What is expected → List all the lines in these records that hold "structure".

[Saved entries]
** Start **
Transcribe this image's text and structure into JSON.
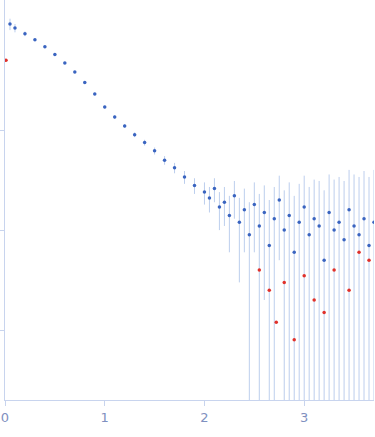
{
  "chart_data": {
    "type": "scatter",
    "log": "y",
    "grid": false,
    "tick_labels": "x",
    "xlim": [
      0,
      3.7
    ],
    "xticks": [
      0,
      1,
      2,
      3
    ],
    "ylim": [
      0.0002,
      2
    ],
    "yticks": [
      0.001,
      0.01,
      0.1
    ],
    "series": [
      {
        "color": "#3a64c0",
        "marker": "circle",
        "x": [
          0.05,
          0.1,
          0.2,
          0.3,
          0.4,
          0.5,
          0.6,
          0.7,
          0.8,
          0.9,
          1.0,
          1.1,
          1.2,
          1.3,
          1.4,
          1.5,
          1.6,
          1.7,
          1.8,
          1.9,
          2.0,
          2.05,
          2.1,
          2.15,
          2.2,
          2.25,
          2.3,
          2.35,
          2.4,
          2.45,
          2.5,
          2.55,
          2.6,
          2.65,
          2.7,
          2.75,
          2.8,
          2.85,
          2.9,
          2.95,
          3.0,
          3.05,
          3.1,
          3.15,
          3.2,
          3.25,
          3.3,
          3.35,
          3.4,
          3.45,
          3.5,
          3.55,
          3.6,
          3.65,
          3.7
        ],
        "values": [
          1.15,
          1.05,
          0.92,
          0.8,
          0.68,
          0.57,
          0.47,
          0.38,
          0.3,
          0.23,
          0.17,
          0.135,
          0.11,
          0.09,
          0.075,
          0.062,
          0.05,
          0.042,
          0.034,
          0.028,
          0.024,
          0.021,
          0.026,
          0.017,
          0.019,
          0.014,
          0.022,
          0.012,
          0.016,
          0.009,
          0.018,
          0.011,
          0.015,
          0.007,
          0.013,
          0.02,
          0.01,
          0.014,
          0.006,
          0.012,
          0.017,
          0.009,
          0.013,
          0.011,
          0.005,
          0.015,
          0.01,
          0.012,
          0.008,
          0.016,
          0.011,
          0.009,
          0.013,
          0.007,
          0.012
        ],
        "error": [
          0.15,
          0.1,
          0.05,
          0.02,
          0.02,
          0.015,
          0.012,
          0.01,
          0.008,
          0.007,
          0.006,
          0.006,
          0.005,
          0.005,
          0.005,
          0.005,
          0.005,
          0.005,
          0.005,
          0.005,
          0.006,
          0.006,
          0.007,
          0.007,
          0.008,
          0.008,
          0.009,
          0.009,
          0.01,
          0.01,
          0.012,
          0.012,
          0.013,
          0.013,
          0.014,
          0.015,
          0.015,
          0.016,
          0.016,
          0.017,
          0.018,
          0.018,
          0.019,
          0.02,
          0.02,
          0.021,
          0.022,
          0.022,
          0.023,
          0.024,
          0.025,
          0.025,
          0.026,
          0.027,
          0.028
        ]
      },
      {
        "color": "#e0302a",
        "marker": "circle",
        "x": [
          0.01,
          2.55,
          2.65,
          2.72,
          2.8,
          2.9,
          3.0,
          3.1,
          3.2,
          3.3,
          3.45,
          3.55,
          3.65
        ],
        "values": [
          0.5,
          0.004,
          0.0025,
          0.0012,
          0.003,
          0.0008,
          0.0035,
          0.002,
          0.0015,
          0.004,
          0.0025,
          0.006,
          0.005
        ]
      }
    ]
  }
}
** End **
** Start **
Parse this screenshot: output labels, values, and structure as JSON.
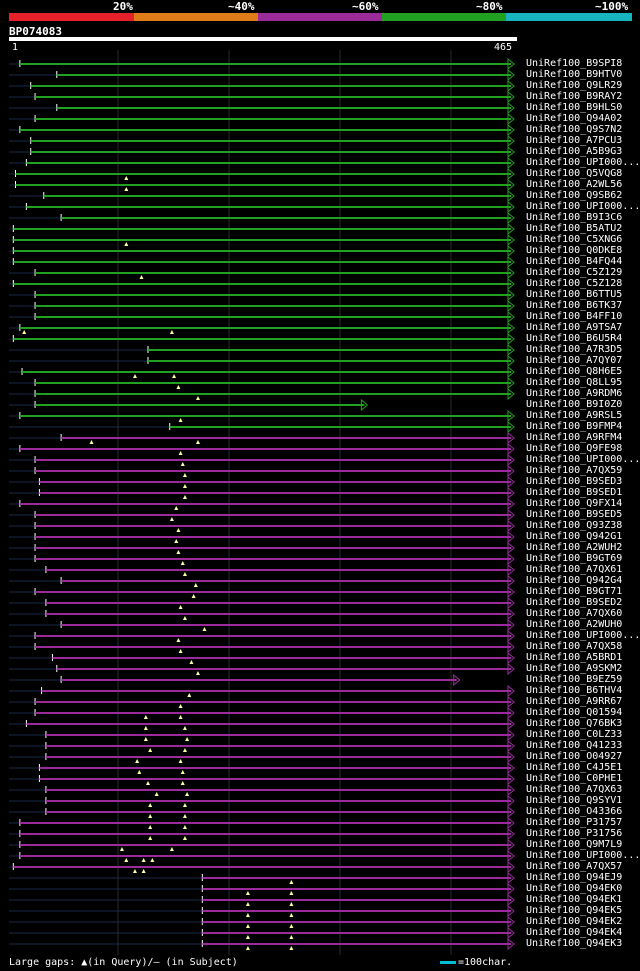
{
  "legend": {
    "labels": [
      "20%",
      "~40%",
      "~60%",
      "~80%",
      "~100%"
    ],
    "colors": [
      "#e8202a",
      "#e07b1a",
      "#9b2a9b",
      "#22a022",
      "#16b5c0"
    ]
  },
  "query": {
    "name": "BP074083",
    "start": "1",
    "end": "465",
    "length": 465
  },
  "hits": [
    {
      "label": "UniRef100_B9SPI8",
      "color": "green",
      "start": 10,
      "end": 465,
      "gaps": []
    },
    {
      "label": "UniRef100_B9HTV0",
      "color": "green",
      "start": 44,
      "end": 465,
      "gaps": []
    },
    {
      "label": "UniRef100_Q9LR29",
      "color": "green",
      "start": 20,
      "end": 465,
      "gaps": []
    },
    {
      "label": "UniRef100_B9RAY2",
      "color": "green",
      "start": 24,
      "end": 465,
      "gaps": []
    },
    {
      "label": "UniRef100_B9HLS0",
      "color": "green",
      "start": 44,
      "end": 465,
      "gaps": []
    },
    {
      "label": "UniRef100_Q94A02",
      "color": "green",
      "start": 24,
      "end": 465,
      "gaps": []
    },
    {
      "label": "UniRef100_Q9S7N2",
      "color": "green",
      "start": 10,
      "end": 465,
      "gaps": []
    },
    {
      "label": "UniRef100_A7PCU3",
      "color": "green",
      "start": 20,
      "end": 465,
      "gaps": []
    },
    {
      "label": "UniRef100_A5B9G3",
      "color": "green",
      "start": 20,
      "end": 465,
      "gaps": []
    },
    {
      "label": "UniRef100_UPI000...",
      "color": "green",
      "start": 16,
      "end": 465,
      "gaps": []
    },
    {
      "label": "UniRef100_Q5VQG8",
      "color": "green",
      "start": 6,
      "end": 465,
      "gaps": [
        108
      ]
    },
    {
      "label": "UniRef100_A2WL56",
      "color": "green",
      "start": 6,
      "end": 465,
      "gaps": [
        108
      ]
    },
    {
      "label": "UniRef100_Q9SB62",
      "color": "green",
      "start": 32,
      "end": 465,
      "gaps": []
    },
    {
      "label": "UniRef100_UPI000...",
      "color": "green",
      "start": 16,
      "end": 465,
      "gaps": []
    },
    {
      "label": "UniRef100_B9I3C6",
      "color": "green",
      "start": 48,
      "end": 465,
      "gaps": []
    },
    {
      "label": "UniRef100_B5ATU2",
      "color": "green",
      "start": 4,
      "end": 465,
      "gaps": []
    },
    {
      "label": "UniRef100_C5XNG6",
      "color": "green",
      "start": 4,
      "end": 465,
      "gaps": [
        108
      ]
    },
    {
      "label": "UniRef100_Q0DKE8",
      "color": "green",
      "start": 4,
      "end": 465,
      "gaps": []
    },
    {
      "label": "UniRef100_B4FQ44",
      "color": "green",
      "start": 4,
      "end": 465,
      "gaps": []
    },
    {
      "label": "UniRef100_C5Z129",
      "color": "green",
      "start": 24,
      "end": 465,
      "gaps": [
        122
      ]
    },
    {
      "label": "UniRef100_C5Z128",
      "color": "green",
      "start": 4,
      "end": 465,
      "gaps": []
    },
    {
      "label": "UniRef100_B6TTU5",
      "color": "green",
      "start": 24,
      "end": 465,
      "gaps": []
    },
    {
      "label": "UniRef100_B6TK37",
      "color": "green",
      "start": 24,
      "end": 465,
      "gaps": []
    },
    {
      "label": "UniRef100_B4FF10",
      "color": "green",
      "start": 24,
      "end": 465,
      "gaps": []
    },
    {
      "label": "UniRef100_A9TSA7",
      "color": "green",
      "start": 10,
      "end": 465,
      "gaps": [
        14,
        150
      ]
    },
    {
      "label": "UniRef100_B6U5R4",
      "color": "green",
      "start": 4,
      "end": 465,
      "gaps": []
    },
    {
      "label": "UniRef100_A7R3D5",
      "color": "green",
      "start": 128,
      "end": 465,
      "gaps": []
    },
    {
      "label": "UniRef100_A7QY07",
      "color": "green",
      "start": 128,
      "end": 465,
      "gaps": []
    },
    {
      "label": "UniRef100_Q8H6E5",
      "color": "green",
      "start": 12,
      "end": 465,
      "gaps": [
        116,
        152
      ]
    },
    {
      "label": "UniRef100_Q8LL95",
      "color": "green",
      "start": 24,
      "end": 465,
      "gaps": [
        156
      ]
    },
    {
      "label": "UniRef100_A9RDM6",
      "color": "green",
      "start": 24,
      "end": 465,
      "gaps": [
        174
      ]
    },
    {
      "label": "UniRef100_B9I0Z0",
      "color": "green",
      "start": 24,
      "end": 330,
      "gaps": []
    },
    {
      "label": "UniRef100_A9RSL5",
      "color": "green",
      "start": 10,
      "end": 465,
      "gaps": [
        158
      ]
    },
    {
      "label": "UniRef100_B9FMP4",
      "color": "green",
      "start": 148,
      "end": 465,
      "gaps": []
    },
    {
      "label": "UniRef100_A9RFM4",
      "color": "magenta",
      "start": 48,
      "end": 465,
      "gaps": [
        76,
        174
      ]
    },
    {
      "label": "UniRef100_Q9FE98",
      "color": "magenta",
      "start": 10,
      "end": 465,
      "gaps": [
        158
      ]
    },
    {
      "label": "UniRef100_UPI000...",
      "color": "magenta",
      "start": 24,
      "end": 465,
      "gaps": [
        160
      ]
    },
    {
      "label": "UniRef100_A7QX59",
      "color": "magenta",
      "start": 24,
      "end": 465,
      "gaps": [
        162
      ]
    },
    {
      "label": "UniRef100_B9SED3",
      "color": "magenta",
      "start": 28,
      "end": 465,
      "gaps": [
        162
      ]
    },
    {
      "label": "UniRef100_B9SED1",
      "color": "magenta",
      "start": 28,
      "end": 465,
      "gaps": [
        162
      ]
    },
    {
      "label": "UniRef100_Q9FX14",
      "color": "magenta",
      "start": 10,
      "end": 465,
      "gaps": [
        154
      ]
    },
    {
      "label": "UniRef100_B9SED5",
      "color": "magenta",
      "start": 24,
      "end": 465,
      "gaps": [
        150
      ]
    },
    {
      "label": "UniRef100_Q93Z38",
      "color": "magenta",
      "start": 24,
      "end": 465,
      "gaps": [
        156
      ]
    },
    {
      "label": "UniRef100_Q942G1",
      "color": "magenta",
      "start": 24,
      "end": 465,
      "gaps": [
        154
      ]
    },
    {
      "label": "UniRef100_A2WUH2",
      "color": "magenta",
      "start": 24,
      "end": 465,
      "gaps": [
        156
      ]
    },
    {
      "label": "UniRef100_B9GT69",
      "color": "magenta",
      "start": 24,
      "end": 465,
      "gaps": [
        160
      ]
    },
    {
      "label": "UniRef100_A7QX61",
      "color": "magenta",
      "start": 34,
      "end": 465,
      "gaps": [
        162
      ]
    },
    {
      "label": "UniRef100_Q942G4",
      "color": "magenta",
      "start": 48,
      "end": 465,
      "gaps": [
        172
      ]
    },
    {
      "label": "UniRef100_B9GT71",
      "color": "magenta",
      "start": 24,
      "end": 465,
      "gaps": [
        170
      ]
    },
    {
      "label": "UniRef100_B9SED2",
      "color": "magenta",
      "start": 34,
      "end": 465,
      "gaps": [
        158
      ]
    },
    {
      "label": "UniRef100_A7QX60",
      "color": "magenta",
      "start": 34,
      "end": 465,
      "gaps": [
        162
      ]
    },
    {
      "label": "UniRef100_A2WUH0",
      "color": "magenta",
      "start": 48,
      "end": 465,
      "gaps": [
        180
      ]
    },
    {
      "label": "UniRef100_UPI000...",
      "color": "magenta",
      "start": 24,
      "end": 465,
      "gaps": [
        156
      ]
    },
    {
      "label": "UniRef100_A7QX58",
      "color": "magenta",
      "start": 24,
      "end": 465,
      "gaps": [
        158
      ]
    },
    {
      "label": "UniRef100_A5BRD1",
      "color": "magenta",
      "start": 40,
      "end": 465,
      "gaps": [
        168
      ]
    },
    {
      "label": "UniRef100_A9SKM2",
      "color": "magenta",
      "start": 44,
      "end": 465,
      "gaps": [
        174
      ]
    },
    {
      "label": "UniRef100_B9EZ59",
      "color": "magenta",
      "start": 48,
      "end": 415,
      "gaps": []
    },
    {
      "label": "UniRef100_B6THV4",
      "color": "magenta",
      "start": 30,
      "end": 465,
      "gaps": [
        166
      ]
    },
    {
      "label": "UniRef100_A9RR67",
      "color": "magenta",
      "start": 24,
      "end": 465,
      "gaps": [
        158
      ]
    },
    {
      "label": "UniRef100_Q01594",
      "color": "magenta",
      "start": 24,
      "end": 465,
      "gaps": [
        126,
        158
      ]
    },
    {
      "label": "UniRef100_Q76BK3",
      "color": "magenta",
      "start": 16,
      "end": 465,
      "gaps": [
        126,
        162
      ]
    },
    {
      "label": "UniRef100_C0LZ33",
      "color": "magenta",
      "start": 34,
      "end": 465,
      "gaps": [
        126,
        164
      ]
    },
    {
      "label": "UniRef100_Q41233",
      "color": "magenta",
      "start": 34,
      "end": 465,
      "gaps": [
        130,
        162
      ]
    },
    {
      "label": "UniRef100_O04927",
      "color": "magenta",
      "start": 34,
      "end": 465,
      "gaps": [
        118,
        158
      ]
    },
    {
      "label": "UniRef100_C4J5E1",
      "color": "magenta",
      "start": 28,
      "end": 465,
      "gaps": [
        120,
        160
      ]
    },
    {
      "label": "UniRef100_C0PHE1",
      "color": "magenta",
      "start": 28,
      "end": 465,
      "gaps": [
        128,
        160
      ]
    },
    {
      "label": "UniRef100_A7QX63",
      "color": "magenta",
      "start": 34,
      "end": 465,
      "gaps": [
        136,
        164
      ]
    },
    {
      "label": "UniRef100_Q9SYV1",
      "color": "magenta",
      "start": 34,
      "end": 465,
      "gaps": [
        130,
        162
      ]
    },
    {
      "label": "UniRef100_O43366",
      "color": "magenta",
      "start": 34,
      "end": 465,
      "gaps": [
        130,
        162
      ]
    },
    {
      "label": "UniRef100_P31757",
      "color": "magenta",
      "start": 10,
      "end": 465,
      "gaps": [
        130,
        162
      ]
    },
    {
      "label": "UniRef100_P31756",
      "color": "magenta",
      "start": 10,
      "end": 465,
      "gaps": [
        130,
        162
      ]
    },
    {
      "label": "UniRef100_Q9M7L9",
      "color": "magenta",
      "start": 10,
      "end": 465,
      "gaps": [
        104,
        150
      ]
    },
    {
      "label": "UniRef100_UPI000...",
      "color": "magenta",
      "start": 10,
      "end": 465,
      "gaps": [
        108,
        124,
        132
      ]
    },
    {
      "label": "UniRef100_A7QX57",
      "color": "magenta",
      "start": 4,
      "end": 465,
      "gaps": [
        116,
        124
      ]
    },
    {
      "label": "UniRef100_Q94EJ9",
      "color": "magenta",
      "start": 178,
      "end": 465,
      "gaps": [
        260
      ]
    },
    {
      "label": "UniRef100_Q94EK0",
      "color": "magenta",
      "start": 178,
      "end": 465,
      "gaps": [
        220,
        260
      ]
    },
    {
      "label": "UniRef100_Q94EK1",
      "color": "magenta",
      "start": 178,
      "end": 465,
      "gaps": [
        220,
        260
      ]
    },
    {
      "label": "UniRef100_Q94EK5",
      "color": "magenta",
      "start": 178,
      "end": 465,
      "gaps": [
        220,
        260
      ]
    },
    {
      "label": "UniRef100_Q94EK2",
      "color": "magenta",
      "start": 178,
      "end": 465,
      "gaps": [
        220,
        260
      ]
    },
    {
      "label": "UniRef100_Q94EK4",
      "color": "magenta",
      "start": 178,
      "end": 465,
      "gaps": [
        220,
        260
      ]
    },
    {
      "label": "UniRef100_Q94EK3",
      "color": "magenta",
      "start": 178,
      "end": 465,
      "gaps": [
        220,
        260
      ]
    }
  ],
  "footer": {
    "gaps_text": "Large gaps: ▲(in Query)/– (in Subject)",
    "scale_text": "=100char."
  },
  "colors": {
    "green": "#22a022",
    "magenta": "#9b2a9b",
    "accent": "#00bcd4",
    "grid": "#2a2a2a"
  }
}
** End **
** Start **
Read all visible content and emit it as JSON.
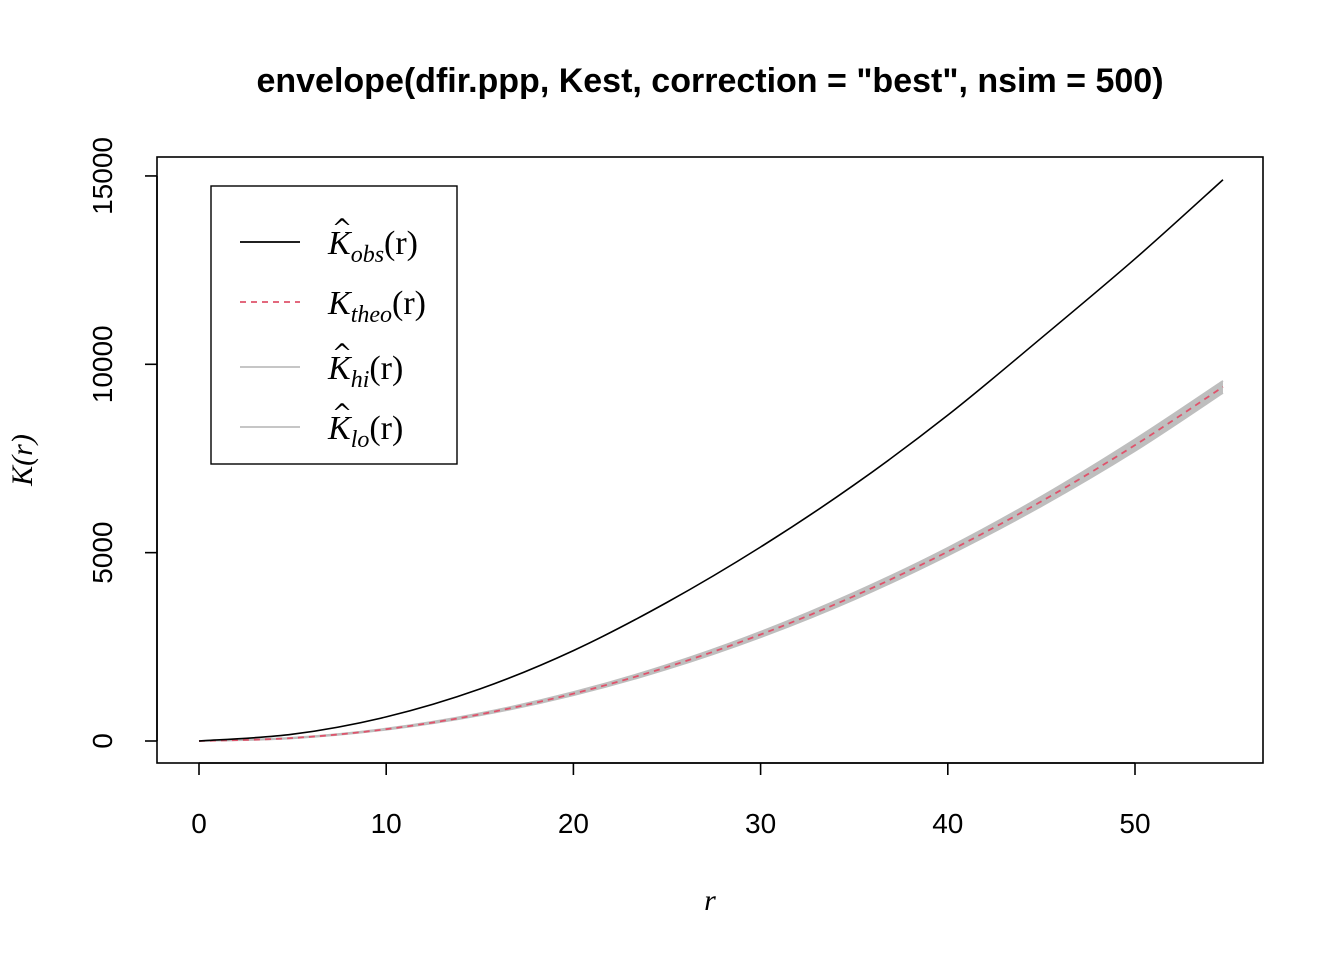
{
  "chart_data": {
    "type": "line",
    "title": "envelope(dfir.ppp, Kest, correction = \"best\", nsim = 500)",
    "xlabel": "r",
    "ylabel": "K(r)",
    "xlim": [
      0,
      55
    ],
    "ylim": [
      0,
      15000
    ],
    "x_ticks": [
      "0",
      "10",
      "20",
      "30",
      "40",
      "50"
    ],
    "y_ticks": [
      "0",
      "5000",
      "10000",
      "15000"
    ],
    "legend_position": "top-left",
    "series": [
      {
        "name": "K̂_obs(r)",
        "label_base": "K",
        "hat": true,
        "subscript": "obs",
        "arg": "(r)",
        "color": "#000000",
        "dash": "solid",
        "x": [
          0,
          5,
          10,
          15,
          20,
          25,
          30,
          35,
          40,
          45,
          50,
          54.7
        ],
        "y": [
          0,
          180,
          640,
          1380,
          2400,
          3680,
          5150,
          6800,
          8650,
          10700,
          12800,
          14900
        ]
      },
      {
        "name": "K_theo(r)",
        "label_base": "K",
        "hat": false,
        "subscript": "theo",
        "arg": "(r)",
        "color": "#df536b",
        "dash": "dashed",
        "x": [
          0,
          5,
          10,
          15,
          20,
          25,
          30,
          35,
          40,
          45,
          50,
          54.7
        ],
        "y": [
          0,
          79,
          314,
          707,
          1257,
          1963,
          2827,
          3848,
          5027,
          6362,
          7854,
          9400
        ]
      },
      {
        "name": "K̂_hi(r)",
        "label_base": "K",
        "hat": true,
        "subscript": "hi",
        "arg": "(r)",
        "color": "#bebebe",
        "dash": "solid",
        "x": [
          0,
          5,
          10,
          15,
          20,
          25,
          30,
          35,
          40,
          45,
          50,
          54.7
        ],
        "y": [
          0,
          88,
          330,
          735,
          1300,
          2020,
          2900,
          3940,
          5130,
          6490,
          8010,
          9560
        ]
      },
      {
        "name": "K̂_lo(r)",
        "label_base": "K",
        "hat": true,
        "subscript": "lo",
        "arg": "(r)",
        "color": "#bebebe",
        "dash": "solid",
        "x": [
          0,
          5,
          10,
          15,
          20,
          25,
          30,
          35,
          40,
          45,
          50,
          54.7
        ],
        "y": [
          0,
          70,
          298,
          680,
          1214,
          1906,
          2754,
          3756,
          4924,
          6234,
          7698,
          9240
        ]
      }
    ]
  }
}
** End **
Complete output →
Transcribe this image's text and structure into JSON.
Parse this screenshot: output labels, values, and structure as JSON.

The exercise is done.